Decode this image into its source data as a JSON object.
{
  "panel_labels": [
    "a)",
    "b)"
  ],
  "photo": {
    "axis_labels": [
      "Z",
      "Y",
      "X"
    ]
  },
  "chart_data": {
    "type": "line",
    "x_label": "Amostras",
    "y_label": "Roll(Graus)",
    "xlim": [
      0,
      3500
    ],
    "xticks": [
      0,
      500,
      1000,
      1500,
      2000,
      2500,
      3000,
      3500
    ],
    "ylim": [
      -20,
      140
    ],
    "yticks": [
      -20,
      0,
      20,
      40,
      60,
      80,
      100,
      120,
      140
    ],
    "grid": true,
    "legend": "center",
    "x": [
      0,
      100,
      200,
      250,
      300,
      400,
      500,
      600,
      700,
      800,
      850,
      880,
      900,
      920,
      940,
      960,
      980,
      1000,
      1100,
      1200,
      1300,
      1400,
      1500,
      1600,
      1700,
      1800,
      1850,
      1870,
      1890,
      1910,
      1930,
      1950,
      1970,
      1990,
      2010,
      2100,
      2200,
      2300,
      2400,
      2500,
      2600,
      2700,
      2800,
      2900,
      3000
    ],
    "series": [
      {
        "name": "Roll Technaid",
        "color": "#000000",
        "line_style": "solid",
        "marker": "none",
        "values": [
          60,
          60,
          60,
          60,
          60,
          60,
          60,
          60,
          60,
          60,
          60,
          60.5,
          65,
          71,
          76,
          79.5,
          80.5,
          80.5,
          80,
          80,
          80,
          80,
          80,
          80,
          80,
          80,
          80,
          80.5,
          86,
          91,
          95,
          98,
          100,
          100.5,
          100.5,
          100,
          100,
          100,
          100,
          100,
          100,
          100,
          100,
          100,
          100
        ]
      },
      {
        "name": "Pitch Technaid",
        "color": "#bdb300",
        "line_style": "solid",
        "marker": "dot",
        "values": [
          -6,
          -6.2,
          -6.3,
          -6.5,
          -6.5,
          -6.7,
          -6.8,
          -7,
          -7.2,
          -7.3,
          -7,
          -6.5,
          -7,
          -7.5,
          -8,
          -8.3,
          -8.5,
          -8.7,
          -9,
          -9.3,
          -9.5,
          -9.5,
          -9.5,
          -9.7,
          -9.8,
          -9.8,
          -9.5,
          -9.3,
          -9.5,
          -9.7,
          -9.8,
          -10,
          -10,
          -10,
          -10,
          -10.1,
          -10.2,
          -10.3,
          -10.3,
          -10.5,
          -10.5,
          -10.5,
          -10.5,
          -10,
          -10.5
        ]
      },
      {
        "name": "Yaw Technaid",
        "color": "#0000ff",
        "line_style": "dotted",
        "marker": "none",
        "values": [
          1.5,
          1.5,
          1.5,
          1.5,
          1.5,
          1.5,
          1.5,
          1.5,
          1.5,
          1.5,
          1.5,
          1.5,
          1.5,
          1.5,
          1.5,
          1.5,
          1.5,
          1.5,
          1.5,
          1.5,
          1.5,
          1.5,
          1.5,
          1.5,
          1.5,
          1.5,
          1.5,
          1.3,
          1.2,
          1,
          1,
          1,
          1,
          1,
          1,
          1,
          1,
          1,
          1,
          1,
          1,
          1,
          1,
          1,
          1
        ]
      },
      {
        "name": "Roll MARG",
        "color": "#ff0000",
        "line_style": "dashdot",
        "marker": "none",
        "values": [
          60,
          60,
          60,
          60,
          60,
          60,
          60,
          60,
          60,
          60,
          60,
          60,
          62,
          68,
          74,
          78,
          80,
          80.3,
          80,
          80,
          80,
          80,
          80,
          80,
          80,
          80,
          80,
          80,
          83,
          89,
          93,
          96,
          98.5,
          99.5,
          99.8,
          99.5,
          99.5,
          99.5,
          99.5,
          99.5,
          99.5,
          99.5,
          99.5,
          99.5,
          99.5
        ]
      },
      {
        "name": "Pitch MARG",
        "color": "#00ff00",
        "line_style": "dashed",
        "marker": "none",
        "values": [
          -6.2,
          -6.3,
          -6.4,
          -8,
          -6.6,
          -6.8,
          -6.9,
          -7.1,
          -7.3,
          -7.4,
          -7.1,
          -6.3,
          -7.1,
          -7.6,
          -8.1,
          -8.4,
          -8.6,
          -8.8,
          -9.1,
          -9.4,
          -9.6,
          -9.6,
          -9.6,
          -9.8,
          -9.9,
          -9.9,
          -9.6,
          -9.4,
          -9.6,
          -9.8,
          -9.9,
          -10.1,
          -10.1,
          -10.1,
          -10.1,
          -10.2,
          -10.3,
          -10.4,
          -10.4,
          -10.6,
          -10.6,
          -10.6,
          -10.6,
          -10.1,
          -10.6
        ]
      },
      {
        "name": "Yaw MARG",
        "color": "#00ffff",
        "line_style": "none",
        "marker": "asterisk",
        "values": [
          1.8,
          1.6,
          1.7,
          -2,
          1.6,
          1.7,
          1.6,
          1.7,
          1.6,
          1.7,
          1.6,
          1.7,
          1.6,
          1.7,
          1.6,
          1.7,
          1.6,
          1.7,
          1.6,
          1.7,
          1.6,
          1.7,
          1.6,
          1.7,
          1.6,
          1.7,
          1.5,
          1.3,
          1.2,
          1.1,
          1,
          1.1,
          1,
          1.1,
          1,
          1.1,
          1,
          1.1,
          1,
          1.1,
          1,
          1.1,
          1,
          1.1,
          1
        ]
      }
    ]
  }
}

» **Aim**
The entries above must be returned in full, exactly as shown.

» **Expected output**
Decode this image into its source data as a JSON object.
{
  "panel_labels": [
    "a)",
    "b)"
  ],
  "photo": {
    "axis_labels": [
      "Z",
      "Y",
      "X"
    ]
  },
  "chart_data": {
    "type": "line",
    "x_label": "Amostras",
    "y_label": "Roll(Graus)",
    "xlim": [
      0,
      3500
    ],
    "xticks": [
      0,
      500,
      1000,
      1500,
      2000,
      2500,
      3000,
      3500
    ],
    "ylim": [
      -20,
      140
    ],
    "yticks": [
      -20,
      0,
      20,
      40,
      60,
      80,
      100,
      120,
      140
    ],
    "grid": true,
    "legend": "center",
    "x": [
      0,
      100,
      200,
      250,
      300,
      400,
      500,
      600,
      700,
      800,
      850,
      880,
      900,
      920,
      940,
      960,
      980,
      1000,
      1100,
      1200,
      1300,
      1400,
      1500,
      1600,
      1700,
      1800,
      1850,
      1870,
      1890,
      1910,
      1930,
      1950,
      1970,
      1990,
      2010,
      2100,
      2200,
      2300,
      2400,
      2500,
      2600,
      2700,
      2800,
      2900,
      3000
    ],
    "series": [
      {
        "name": "Roll Technaid",
        "color": "#000000",
        "line_style": "solid",
        "marker": "none",
        "values": [
          60,
          60,
          60,
          60,
          60,
          60,
          60,
          60,
          60,
          60,
          60,
          60.5,
          65,
          71,
          76,
          79.5,
          80.5,
          80.5,
          80,
          80,
          80,
          80,
          80,
          80,
          80,
          80,
          80,
          80.5,
          86,
          91,
          95,
          98,
          100,
          100.5,
          100.5,
          100,
          100,
          100,
          100,
          100,
          100,
          100,
          100,
          100,
          100
        ]
      },
      {
        "name": "Pitch Technaid",
        "color": "#bdb300",
        "line_style": "solid",
        "marker": "dot",
        "values": [
          -6,
          -6.2,
          -6.3,
          -6.5,
          -6.5,
          -6.7,
          -6.8,
          -7,
          -7.2,
          -7.3,
          -7,
          -6.5,
          -7,
          -7.5,
          -8,
          -8.3,
          -8.5,
          -8.7,
          -9,
          -9.3,
          -9.5,
          -9.5,
          -9.5,
          -9.7,
          -9.8,
          -9.8,
          -9.5,
          -9.3,
          -9.5,
          -9.7,
          -9.8,
          -10,
          -10,
          -10,
          -10,
          -10.1,
          -10.2,
          -10.3,
          -10.3,
          -10.5,
          -10.5,
          -10.5,
          -10.5,
          -10,
          -10.5
        ]
      },
      {
        "name": "Yaw Technaid",
        "color": "#0000ff",
        "line_style": "dotted",
        "marker": "none",
        "values": [
          1.5,
          1.5,
          1.5,
          1.5,
          1.5,
          1.5,
          1.5,
          1.5,
          1.5,
          1.5,
          1.5,
          1.5,
          1.5,
          1.5,
          1.5,
          1.5,
          1.5,
          1.5,
          1.5,
          1.5,
          1.5,
          1.5,
          1.5,
          1.5,
          1.5,
          1.5,
          1.5,
          1.3,
          1.2,
          1,
          1,
          1,
          1,
          1,
          1,
          1,
          1,
          1,
          1,
          1,
          1,
          1,
          1,
          1,
          1
        ]
      },
      {
        "name": "Roll MARG",
        "color": "#ff0000",
        "line_style": "dashdot",
        "marker": "none",
        "values": [
          60,
          60,
          60,
          60,
          60,
          60,
          60,
          60,
          60,
          60,
          60,
          60,
          62,
          68,
          74,
          78,
          80,
          80.3,
          80,
          80,
          80,
          80,
          80,
          80,
          80,
          80,
          80,
          80,
          83,
          89,
          93,
          96,
          98.5,
          99.5,
          99.8,
          99.5,
          99.5,
          99.5,
          99.5,
          99.5,
          99.5,
          99.5,
          99.5,
          99.5,
          99.5
        ]
      },
      {
        "name": "Pitch MARG",
        "color": "#00ff00",
        "line_style": "dashed",
        "marker": "none",
        "values": [
          -6.2,
          -6.3,
          -6.4,
          -8,
          -6.6,
          -6.8,
          -6.9,
          -7.1,
          -7.3,
          -7.4,
          -7.1,
          -6.3,
          -7.1,
          -7.6,
          -8.1,
          -8.4,
          -8.6,
          -8.8,
          -9.1,
          -9.4,
          -9.6,
          -9.6,
          -9.6,
          -9.8,
          -9.9,
          -9.9,
          -9.6,
          -9.4,
          -9.6,
          -9.8,
          -9.9,
          -10.1,
          -10.1,
          -10.1,
          -10.1,
          -10.2,
          -10.3,
          -10.4,
          -10.4,
          -10.6,
          -10.6,
          -10.6,
          -10.6,
          -10.1,
          -10.6
        ]
      },
      {
        "name": "Yaw MARG",
        "color": "#00ffff",
        "line_style": "none",
        "marker": "asterisk",
        "values": [
          1.8,
          1.6,
          1.7,
          -2,
          1.6,
          1.7,
          1.6,
          1.7,
          1.6,
          1.7,
          1.6,
          1.7,
          1.6,
          1.7,
          1.6,
          1.7,
          1.6,
          1.7,
          1.6,
          1.7,
          1.6,
          1.7,
          1.6,
          1.7,
          1.6,
          1.7,
          1.5,
          1.3,
          1.2,
          1.1,
          1,
          1.1,
          1,
          1.1,
          1,
          1.1,
          1,
          1.1,
          1,
          1.1,
          1,
          1.1,
          1,
          1.1,
          1
        ]
      }
    ]
  }
}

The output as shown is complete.